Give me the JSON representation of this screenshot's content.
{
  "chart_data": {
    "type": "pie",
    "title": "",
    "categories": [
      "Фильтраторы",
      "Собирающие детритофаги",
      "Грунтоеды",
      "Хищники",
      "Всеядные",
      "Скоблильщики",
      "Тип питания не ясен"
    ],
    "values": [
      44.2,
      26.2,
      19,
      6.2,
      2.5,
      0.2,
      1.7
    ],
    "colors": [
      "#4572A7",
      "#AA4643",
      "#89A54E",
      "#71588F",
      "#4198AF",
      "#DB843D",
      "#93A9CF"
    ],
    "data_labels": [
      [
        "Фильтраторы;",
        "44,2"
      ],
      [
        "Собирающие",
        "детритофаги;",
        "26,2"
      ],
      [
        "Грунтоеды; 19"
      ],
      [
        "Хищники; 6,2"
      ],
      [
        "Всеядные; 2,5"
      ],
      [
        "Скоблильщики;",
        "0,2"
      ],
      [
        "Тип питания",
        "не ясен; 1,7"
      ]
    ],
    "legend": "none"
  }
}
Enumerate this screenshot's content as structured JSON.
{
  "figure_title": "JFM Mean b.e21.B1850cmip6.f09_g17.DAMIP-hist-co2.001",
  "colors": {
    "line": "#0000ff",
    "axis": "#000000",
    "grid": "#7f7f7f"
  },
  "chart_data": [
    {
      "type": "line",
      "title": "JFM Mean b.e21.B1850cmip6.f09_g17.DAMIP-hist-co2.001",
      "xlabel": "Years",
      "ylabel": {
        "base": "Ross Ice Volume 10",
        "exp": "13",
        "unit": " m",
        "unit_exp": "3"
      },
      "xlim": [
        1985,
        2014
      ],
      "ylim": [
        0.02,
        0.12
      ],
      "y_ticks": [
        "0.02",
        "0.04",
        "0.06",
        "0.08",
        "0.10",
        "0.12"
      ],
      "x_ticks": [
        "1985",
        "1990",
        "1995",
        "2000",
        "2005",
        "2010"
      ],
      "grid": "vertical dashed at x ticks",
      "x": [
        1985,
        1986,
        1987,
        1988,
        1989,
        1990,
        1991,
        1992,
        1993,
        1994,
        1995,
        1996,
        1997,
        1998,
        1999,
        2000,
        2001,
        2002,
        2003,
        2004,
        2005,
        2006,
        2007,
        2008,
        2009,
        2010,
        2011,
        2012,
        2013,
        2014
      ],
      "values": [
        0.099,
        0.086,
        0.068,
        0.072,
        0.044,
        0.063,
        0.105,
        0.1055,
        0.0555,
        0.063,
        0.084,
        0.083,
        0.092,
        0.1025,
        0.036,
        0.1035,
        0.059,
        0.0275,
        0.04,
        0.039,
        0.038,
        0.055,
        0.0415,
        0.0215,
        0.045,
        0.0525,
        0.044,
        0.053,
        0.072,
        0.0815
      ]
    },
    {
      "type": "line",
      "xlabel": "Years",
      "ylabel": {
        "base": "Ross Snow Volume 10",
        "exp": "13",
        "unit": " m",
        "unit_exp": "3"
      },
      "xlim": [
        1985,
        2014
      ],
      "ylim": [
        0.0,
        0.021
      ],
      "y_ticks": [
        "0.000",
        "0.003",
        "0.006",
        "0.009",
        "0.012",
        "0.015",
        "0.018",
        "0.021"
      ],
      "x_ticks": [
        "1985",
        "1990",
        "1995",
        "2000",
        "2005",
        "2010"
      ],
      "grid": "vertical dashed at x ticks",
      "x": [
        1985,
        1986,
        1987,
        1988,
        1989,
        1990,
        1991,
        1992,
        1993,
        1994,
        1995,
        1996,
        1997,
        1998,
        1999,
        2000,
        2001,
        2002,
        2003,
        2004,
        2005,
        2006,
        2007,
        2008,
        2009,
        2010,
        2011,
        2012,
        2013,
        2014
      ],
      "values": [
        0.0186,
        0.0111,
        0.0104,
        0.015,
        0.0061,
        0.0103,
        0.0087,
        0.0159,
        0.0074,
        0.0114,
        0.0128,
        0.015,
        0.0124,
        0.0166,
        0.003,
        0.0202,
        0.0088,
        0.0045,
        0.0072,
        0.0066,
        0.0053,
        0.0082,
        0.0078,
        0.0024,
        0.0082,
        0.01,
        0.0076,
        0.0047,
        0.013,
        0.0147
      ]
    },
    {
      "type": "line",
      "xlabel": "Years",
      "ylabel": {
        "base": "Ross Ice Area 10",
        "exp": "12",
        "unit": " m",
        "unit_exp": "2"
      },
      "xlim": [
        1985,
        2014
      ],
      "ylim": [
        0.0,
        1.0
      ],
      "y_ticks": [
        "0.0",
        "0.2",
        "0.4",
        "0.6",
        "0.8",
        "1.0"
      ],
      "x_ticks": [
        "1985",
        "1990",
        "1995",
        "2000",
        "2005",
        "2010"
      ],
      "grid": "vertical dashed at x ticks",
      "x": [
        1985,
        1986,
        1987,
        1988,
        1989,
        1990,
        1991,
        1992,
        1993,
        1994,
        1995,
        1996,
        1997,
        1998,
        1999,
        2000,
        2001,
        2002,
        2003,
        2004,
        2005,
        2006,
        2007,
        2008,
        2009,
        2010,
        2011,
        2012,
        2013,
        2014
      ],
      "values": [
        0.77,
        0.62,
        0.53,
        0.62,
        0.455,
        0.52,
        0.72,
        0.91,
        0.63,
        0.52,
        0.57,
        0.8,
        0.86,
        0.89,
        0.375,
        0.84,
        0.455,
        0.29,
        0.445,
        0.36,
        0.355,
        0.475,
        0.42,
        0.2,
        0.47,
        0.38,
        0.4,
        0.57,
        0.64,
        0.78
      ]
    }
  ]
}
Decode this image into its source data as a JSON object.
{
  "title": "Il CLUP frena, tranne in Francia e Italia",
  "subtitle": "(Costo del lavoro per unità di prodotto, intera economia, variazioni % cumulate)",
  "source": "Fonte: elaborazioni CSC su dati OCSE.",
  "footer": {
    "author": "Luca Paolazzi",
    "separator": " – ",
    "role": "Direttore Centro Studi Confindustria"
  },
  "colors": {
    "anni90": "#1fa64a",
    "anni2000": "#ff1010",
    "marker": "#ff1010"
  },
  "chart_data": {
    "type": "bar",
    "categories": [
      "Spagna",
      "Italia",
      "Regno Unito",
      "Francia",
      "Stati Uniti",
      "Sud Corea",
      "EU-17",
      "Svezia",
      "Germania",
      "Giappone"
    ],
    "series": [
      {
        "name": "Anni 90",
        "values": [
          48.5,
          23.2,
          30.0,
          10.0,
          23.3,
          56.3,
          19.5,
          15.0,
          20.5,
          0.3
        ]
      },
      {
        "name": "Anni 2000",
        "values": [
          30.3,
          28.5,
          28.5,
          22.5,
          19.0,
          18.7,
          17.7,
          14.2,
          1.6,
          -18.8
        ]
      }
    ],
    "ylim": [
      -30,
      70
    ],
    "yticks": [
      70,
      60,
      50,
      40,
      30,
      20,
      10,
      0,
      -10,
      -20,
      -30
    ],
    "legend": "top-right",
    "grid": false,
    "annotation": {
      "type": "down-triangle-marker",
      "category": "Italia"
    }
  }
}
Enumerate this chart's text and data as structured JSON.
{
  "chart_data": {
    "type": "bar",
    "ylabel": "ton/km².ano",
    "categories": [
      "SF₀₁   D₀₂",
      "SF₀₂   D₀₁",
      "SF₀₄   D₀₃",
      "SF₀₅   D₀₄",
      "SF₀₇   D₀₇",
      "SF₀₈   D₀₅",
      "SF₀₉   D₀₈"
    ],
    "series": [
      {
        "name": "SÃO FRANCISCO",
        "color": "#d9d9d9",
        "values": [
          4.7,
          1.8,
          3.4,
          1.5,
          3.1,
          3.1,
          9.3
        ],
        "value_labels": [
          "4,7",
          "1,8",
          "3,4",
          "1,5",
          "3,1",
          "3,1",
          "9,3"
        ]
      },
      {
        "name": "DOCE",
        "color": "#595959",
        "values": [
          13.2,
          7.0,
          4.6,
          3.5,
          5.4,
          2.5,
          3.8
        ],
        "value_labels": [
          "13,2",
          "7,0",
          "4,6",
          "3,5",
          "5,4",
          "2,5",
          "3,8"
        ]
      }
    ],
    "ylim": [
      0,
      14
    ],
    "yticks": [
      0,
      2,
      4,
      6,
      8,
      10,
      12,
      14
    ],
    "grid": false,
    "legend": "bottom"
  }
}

-.-.-

**WORK TO COMPLETE**
Of the lines above, how many include the word "legend"? Reply with the number alone.

**RESPONSE**
3